Records from a dataset:
+---+

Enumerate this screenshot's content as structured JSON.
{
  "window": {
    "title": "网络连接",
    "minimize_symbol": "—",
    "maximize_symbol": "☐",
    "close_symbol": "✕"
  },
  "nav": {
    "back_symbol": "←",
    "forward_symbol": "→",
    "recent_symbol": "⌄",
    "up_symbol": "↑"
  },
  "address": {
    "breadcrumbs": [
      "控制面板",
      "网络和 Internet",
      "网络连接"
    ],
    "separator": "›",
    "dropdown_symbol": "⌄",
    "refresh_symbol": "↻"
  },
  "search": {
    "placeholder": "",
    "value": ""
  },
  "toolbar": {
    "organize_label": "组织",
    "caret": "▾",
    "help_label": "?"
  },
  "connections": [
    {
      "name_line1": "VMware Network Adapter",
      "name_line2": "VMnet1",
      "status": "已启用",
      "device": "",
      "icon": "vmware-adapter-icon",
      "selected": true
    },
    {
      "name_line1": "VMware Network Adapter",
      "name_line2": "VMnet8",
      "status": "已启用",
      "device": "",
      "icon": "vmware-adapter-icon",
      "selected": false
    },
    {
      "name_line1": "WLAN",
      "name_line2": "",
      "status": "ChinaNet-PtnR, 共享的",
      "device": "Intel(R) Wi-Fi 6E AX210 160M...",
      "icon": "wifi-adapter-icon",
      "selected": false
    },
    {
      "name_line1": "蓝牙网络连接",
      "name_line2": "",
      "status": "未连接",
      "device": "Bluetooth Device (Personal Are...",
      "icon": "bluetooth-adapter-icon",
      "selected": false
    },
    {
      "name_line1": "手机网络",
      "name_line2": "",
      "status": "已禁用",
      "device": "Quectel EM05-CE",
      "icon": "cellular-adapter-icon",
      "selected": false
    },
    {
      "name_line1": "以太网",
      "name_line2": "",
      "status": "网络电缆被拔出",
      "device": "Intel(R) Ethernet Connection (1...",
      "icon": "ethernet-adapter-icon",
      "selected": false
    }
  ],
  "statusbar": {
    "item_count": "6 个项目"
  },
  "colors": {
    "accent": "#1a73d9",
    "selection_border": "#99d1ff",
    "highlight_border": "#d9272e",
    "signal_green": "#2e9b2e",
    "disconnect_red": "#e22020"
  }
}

+---+

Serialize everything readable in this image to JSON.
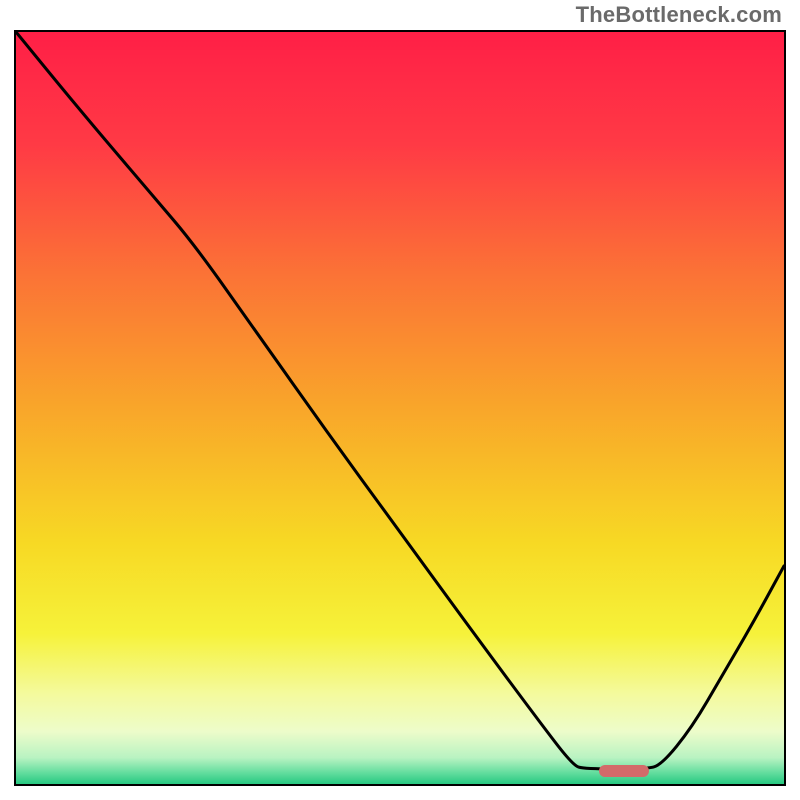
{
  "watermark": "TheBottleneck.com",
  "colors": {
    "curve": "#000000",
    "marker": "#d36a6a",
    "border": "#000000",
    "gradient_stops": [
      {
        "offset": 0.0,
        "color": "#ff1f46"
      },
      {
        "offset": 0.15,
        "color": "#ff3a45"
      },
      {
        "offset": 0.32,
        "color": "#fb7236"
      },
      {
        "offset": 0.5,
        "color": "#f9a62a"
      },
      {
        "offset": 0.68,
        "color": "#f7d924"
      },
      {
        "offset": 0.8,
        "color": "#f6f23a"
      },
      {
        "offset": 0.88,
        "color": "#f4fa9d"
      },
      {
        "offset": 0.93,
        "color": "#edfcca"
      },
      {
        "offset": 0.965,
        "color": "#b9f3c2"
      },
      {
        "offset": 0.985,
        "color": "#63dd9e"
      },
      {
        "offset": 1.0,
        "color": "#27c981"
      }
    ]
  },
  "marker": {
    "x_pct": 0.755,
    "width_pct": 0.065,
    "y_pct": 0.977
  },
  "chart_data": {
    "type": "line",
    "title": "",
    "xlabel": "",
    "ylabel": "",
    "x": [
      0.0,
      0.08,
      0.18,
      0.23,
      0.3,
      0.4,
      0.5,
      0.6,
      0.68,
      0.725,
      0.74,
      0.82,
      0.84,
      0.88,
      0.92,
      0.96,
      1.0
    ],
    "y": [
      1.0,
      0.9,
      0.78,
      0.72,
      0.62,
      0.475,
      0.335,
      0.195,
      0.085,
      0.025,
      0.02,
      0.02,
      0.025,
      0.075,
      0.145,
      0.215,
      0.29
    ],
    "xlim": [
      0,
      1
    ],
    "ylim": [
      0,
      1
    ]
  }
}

+---+

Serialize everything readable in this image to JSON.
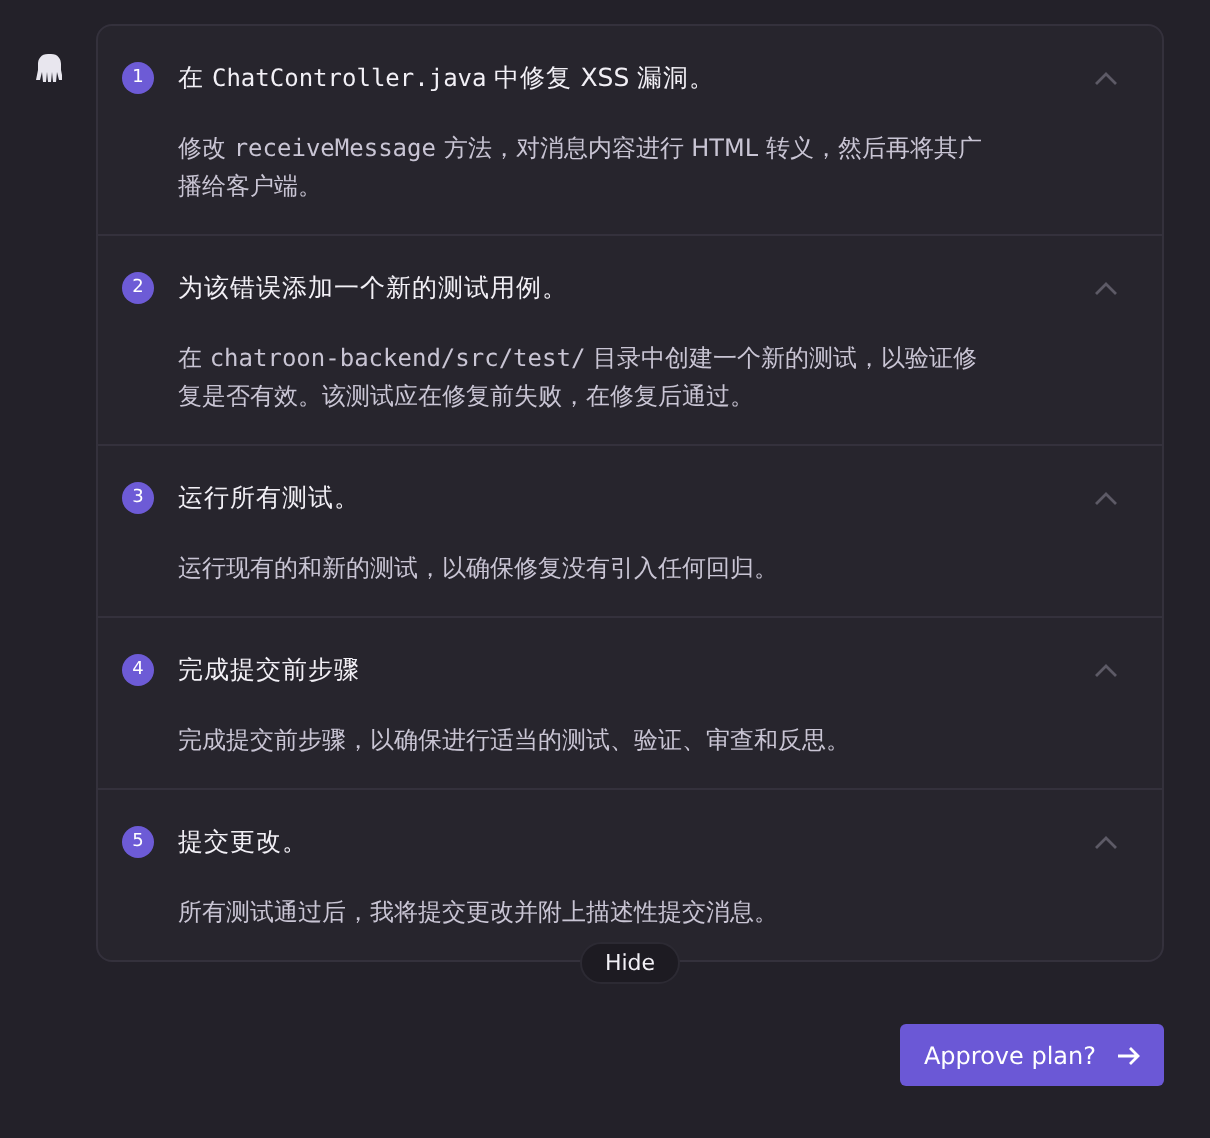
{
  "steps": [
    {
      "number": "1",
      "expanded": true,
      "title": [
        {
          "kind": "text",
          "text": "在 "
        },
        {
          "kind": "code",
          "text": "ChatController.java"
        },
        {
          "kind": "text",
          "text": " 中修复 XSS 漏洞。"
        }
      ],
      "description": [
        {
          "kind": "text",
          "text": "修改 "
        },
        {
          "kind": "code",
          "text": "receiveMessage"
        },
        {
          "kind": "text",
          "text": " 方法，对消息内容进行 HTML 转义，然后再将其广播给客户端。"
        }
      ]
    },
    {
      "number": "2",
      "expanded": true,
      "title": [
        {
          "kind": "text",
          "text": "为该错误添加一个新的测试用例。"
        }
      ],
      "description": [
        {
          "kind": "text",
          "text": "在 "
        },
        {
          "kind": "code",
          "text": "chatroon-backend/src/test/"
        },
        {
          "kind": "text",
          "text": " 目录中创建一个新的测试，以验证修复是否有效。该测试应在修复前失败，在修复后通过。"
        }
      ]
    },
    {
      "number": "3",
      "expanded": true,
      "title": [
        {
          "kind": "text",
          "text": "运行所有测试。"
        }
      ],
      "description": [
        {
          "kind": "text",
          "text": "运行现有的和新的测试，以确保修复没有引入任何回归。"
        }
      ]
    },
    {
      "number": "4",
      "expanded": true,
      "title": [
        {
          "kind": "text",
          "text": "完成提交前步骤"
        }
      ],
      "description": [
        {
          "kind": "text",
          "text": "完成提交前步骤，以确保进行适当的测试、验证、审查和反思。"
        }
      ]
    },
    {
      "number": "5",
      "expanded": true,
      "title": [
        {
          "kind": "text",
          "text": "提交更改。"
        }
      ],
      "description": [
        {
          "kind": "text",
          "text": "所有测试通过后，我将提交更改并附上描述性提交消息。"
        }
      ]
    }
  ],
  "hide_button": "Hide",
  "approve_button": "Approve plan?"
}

+---+

Do this:
From the entries above, pull out each line that includes "offset".

Expected answer:
        "offset": 0.0,
        "offset": 0.15,
        "offset": 0.32,
        "offset": 0.5,
        "offset": 0.68,
        "offset": 0.8,
        "offset": 0.88,
        "offset": 0.93,
        "offset": 0.965,
        "offset": 0.985,
        "offset": 1.0,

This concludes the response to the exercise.